**Supplied entries:**
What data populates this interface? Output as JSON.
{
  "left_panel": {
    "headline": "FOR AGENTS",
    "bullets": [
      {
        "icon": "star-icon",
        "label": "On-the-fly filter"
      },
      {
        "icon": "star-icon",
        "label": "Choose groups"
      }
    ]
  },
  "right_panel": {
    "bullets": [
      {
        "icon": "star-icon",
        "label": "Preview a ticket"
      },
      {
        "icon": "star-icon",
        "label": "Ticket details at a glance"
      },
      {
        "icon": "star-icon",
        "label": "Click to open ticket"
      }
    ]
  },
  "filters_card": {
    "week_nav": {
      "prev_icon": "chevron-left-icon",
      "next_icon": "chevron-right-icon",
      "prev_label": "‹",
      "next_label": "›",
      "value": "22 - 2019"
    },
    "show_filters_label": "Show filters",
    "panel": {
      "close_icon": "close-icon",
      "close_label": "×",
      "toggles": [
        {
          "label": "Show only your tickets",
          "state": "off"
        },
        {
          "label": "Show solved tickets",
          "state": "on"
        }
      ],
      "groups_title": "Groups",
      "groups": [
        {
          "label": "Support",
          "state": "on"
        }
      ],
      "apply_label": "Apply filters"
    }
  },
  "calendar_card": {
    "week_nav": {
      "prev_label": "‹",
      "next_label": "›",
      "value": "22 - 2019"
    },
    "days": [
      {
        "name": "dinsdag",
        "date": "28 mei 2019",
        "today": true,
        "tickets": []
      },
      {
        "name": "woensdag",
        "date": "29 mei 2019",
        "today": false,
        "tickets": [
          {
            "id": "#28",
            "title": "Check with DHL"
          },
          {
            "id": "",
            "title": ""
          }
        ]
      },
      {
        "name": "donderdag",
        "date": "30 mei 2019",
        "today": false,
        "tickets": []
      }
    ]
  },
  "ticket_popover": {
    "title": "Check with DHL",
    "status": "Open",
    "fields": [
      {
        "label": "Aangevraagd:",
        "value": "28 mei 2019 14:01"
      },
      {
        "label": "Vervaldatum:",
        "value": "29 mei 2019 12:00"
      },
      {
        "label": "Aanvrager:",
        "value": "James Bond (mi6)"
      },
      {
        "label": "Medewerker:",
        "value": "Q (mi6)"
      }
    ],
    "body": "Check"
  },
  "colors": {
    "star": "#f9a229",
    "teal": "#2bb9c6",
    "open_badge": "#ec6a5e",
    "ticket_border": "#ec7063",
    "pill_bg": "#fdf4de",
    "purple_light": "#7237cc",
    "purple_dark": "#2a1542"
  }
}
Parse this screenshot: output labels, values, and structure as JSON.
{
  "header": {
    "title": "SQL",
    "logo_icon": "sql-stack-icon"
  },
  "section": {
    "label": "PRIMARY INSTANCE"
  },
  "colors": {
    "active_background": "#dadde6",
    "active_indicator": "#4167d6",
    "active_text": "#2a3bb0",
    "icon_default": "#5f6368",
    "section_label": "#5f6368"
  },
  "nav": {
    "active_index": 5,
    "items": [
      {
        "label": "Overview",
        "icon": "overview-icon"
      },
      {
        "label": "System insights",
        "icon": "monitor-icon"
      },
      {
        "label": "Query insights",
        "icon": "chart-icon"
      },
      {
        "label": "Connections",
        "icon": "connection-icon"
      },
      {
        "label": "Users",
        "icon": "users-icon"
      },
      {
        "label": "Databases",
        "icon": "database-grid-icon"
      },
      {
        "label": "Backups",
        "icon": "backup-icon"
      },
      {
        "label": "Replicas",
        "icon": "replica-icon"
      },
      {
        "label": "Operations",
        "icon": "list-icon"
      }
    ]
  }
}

**What to do:**
Every line from the one holding "Parse this screenshot: output" through the final line of the listing must be echoed exactly; leave out all other lines.

**The output:**
Parse this screenshot: output labels, values, and structure as JSON.
{
  "header": {
    "title": "SQL",
    "logo_icon": "sql-stack-icon"
  },
  "section": {
    "label": "PRIMARY INSTANCE"
  },
  "colors": {
    "active_background": "#dadde6",
    "active_indicator": "#4167d6",
    "active_text": "#2a3bb0",
    "icon_default": "#5f6368",
    "section_label": "#5f6368"
  },
  "nav": {
    "active_index": 5,
    "items": [
      {
        "label": "Overview",
        "icon": "overview-icon"
      },
      {
        "label": "System insights",
        "icon": "monitor-icon"
      },
      {
        "label": "Query insights",
        "icon": "chart-icon"
      },
      {
        "label": "Connections",
        "icon": "connection-icon"
      },
      {
        "label": "Users",
        "icon": "users-icon"
      },
      {
        "label": "Databases",
        "icon": "database-grid-icon"
      },
      {
        "label": "Backups",
        "icon": "backup-icon"
      },
      {
        "label": "Replicas",
        "icon": "replica-icon"
      },
      {
        "label": "Operations",
        "icon": "list-icon"
      }
    ]
  }
}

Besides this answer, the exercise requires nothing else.